--- START OF GIVEN ENTRIES ---

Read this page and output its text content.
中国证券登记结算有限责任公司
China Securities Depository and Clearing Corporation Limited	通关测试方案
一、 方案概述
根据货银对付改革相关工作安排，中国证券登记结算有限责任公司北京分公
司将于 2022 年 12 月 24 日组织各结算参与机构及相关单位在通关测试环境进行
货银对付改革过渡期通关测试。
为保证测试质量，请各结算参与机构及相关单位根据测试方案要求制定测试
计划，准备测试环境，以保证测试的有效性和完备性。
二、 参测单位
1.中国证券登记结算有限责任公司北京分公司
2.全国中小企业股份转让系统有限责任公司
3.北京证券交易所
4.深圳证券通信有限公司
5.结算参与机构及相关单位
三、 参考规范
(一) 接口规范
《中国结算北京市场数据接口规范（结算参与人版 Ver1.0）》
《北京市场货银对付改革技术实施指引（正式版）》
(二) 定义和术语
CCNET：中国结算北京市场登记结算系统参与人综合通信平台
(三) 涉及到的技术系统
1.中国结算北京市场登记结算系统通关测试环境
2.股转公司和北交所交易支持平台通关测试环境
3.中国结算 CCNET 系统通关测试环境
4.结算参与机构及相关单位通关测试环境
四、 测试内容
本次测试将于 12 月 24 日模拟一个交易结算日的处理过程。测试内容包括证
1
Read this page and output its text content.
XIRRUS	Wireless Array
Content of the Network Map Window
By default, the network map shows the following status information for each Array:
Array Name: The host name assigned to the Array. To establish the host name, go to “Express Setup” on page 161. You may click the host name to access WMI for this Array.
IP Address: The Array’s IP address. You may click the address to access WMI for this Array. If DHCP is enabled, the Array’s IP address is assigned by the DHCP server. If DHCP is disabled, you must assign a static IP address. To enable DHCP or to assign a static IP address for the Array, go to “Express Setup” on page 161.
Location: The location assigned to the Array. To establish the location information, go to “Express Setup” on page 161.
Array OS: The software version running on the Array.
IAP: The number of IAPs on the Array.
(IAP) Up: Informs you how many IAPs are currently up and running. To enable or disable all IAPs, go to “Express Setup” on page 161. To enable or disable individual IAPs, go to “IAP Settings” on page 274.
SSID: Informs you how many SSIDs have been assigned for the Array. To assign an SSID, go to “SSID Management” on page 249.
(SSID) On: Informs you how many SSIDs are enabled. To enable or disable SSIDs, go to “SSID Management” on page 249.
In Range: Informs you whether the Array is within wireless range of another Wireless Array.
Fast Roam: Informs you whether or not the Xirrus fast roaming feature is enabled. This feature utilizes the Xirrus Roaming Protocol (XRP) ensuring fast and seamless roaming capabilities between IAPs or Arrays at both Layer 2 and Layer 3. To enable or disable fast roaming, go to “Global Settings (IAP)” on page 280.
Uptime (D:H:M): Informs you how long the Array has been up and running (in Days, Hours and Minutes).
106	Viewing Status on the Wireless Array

--- END OF GIVEN ENTRIES ---

*TASK DIRECTIONS*
Retype the listing above in full, with no alterations.

*EXERCISE ANSWER*
Read this page and output its text content.
中国证券登记结算有限责任公司
China Securities Depository and Clearing Corporation Limited	通关测试方案
一、 方案概述
根据货银对付改革相关工作安排，中国证券登记结算有限责任公司北京分公
司将于 2022 年 12 月 24 日组织各结算参与机构及相关单位在通关测试环境进行
货银对付改革过渡期通关测试。
为保证测试质量，请各结算参与机构及相关单位根据测试方案要求制定测试
计划，准备测试环境，以保证测试的有效性和完备性。
二、 参测单位
1.中国证券登记结算有限责任公司北京分公司
2.全国中小企业股份转让系统有限责任公司
3.北京证券交易所
4.深圳证券通信有限公司
5.结算参与机构及相关单位
三、 参考规范
(一) 接口规范
《中国结算北京市场数据接口规范（结算参与人版 Ver1.0）》
《北京市场货银对付改革技术实施指引（正式版）》
(二) 定义和术语
CCNET：中国结算北京市场登记结算系统参与人综合通信平台
(三) 涉及到的技术系统
1.中国结算北京市场登记结算系统通关测试环境
2.股转公司和北交所交易支持平台通关测试环境
3.中国结算 CCNET 系统通关测试环境
4.结算参与机构及相关单位通关测试环境
四、 测试内容
本次测试将于 12 月 24 日模拟一个交易结算日的处理过程。测试内容包括证
1
Read this page and output its text content.
XIRRUS	Wireless Array
Content of the Network Map Window
By default, the network map shows the following status information for each Array:
Array Name: The host name assigned to the Array. To establish the host name, go to “Express Setup” on page 161. You may click the host name to access WMI for this Array.
IP Address: The Array’s IP address. You may click the address to access WMI for this Array. If DHCP is enabled, the Array’s IP address is assigned by the DHCP server. If DHCP is disabled, you must assign a static IP address. To enable DHCP or to assign a static IP address for the Array, go to “Express Setup” on page 161.
Location: The location assigned to the Array. To establish the location information, go to “Express Setup” on page 161.
Array OS: The software version running on the Array.
IAP: The number of IAPs on the Array.
(IAP) Up: Informs you how many IAPs are currently up and running. To enable or disable all IAPs, go to “Express Setup” on page 161. To enable or disable individual IAPs, go to “IAP Settings” on page 274.
SSID: Informs you how many SSIDs have been assigned for the Array. To assign an SSID, go to “SSID Management” on page 249.
(SSID) On: Informs you how many SSIDs are enabled. To enable or disable SSIDs, go to “SSID Management” on page 249.
In Range: Informs you whether the Array is within wireless range of another Wireless Array.
Fast Roam: Informs you whether or not the Xirrus fast roaming feature is enabled. This feature utilizes the Xirrus Roaming Protocol (XRP) ensuring fast and seamless roaming capabilities between IAPs or Arrays at both Layer 2 and Layer 3. To enable or disable fast roaming, go to “Global Settings (IAP)” on page 280.
Uptime (D:H:M): Informs you how long the Array has been up and running (in Days, Hours and Minutes).
106	Viewing Status on the Wireless Array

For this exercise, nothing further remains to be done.